EXERCISE:
Set the listing down unchanged, minus every embedded image.

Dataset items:
## Begin

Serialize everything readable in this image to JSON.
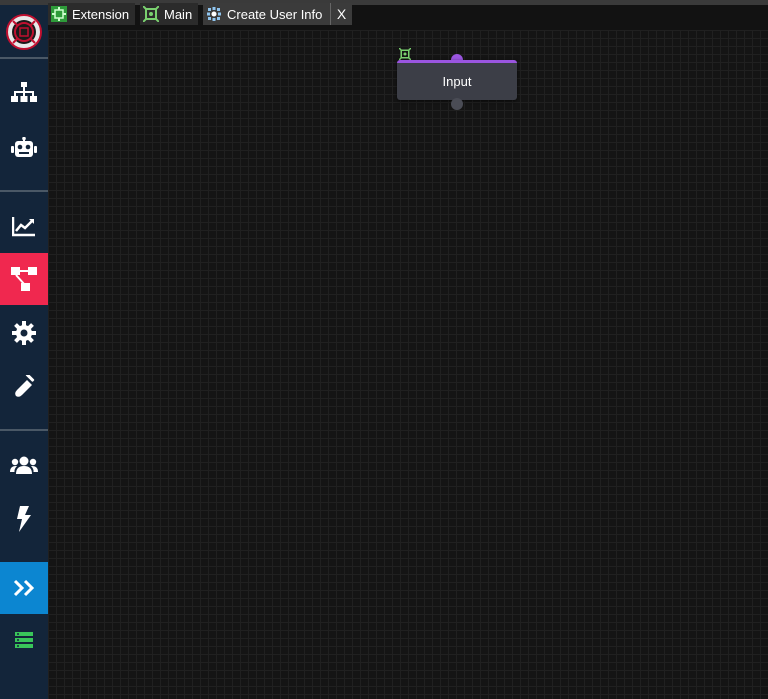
{
  "tabs": [
    {
      "label": "Extension",
      "icon": "extension-icon",
      "active": false
    },
    {
      "label": "Main",
      "icon": "flow-icon",
      "active": false
    },
    {
      "label": "Create User Info",
      "icon": "subflow-icon",
      "active": true
    }
  ],
  "close_label": "X",
  "node": {
    "label": "Input",
    "icon": "flow-icon"
  },
  "sidebar": {
    "items": [
      {
        "name": "hierarchy",
        "icon": "sitemap-icon"
      },
      {
        "name": "robot",
        "icon": "robot-icon"
      },
      {
        "name": "analytics",
        "icon": "chart-line-icon"
      },
      {
        "name": "flows",
        "icon": "flow-diagram-icon",
        "active": true
      },
      {
        "name": "settings",
        "icon": "gear-icon"
      },
      {
        "name": "test",
        "icon": "test-tube-icon"
      },
      {
        "name": "users",
        "icon": "users-icon"
      },
      {
        "name": "actions",
        "icon": "bolt-icon"
      },
      {
        "name": "expand",
        "icon": "chevron-double-right-icon",
        "active": true
      },
      {
        "name": "servers",
        "icon": "server-icon"
      }
    ]
  },
  "colors": {
    "active_red": "#f0284f",
    "active_blue": "#0c86d1",
    "node_accent": "#9a55e0",
    "sidebar_bg": "#13253a"
  }
}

## End

EXPECTED OUTPUT:
Serialize everything readable in this image to JSON.
{
  "tabs": [
    {
      "label": "Extension",
      "icon": "extension-icon",
      "active": false
    },
    {
      "label": "Main",
      "icon": "flow-icon",
      "active": false
    },
    {
      "label": "Create User Info",
      "icon": "subflow-icon",
      "active": true
    }
  ],
  "close_label": "X",
  "node": {
    "label": "Input",
    "icon": "flow-icon"
  },
  "sidebar": {
    "items": [
      {
        "name": "hierarchy",
        "icon": "sitemap-icon"
      },
      {
        "name": "robot",
        "icon": "robot-icon"
      },
      {
        "name": "analytics",
        "icon": "chart-line-icon"
      },
      {
        "name": "flows",
        "icon": "flow-diagram-icon",
        "active": true
      },
      {
        "name": "settings",
        "icon": "gear-icon"
      },
      {
        "name": "test",
        "icon": "test-tube-icon"
      },
      {
        "name": "users",
        "icon": "users-icon"
      },
      {
        "name": "actions",
        "icon": "bolt-icon"
      },
      {
        "name": "expand",
        "icon": "chevron-double-right-icon",
        "active": true
      },
      {
        "name": "servers",
        "icon": "server-icon"
      }
    ]
  },
  "colors": {
    "active_red": "#f0284f",
    "active_blue": "#0c86d1",
    "node_accent": "#9a55e0",
    "sidebar_bg": "#13253a"
  }
}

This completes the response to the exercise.